### WRITTEN INSTRUCTION:
Below are the records; locate each line with the word "Ἑσπερινὸς" and copy it.
* * * * *
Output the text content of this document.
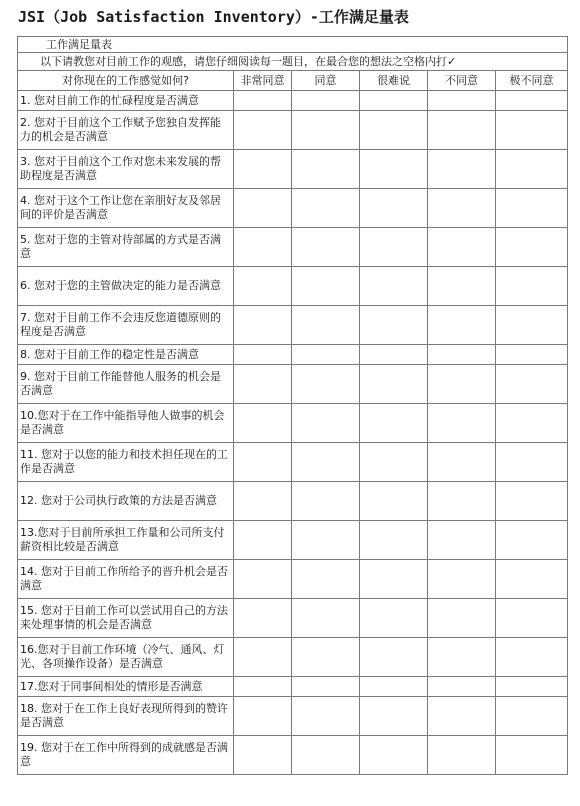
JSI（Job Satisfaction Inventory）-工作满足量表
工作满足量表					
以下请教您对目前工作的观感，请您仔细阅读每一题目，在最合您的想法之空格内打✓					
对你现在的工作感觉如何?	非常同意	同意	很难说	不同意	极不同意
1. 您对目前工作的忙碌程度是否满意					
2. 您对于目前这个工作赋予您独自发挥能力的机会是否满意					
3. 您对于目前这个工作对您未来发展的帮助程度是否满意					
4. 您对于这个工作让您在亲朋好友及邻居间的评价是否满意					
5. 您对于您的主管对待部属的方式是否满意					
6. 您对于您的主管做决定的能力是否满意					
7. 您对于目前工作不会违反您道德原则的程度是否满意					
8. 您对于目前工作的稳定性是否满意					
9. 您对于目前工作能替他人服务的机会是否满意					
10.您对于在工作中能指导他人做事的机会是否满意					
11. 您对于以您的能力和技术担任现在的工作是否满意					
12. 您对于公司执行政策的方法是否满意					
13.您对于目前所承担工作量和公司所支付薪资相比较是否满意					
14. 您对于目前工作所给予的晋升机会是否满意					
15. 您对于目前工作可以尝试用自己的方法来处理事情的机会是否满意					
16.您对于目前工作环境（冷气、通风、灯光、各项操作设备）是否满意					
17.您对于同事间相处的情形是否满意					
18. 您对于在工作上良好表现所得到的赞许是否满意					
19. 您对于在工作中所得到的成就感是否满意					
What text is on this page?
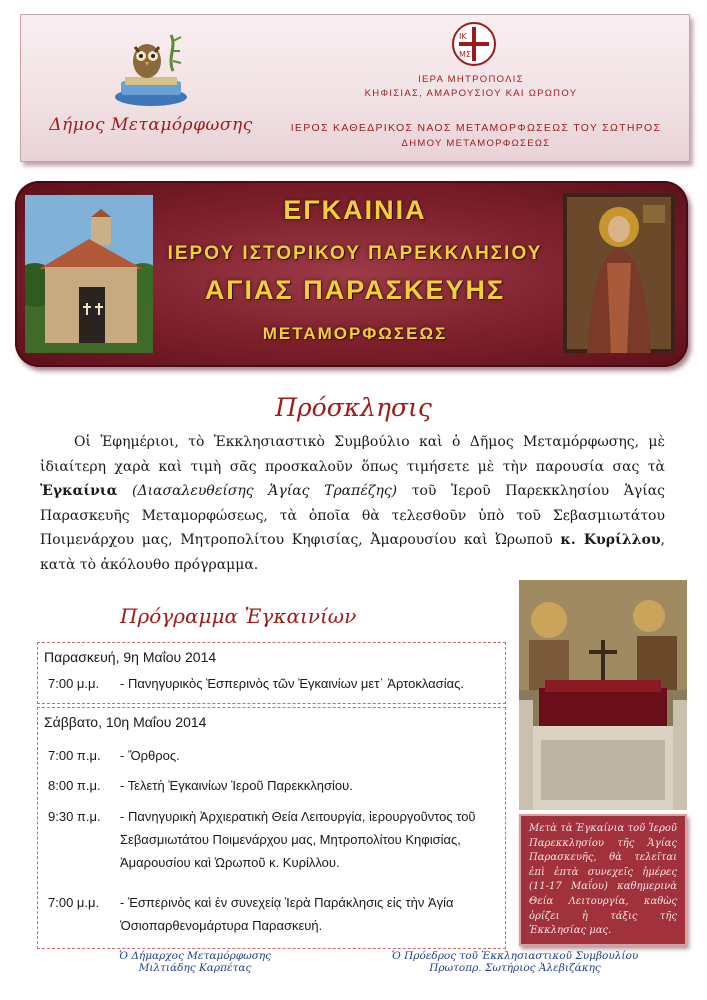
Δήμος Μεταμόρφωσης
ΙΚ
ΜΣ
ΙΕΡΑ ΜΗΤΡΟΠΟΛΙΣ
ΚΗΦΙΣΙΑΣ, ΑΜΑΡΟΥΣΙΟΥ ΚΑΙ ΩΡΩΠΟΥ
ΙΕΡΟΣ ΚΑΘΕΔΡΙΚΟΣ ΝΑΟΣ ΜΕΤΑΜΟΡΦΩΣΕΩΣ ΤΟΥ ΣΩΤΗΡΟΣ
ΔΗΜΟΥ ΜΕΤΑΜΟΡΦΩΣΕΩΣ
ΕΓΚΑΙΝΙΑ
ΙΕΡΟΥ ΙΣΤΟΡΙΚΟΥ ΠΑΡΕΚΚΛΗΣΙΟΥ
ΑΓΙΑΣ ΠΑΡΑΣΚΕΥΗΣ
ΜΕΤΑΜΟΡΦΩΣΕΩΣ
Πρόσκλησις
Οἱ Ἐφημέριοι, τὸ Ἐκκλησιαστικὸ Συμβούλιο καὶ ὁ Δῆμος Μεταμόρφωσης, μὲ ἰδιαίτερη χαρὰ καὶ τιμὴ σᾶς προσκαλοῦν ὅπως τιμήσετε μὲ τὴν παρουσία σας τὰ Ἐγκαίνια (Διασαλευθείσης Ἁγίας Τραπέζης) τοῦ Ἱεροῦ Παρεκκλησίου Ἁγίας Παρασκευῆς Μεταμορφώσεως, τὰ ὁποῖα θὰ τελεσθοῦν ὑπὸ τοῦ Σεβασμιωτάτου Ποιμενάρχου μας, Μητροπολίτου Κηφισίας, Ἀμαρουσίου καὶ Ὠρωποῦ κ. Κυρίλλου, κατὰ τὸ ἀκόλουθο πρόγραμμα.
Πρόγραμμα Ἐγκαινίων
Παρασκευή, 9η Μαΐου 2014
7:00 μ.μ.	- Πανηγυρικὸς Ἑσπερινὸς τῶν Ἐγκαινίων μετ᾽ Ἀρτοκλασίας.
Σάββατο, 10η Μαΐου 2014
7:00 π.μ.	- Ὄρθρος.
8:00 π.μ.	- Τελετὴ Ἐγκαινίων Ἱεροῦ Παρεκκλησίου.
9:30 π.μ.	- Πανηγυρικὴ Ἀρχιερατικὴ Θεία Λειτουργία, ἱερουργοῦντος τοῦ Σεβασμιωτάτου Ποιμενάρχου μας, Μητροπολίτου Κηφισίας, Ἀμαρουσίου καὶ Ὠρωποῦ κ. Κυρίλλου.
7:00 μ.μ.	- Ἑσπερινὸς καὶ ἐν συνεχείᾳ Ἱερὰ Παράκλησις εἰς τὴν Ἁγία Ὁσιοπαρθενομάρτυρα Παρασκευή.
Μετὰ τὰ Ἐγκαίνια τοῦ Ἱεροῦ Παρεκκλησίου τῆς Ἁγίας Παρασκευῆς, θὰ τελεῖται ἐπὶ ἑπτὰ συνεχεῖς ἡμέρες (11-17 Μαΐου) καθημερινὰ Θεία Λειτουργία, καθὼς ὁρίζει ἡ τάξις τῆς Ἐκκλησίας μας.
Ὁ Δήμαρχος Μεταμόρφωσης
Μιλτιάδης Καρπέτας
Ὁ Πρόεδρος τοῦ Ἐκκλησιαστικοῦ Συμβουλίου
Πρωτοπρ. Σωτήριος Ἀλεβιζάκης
* * * * *
### THE REPLY:
7:00 μ.μ.	- Πανηγυρικὸς Ἑσπερινὸς τῶν Ἐγκαινίων μετ᾽ Ἀρτοκλασίας.
7:00 μ.μ.	- Ἑσπερινὸς καὶ ἐν συνεχείᾳ Ἱερὰ Παράκλησις εἰς τὴν Ἁγία Ὁσιοπαρθενομάρτυρα Παρασκευή.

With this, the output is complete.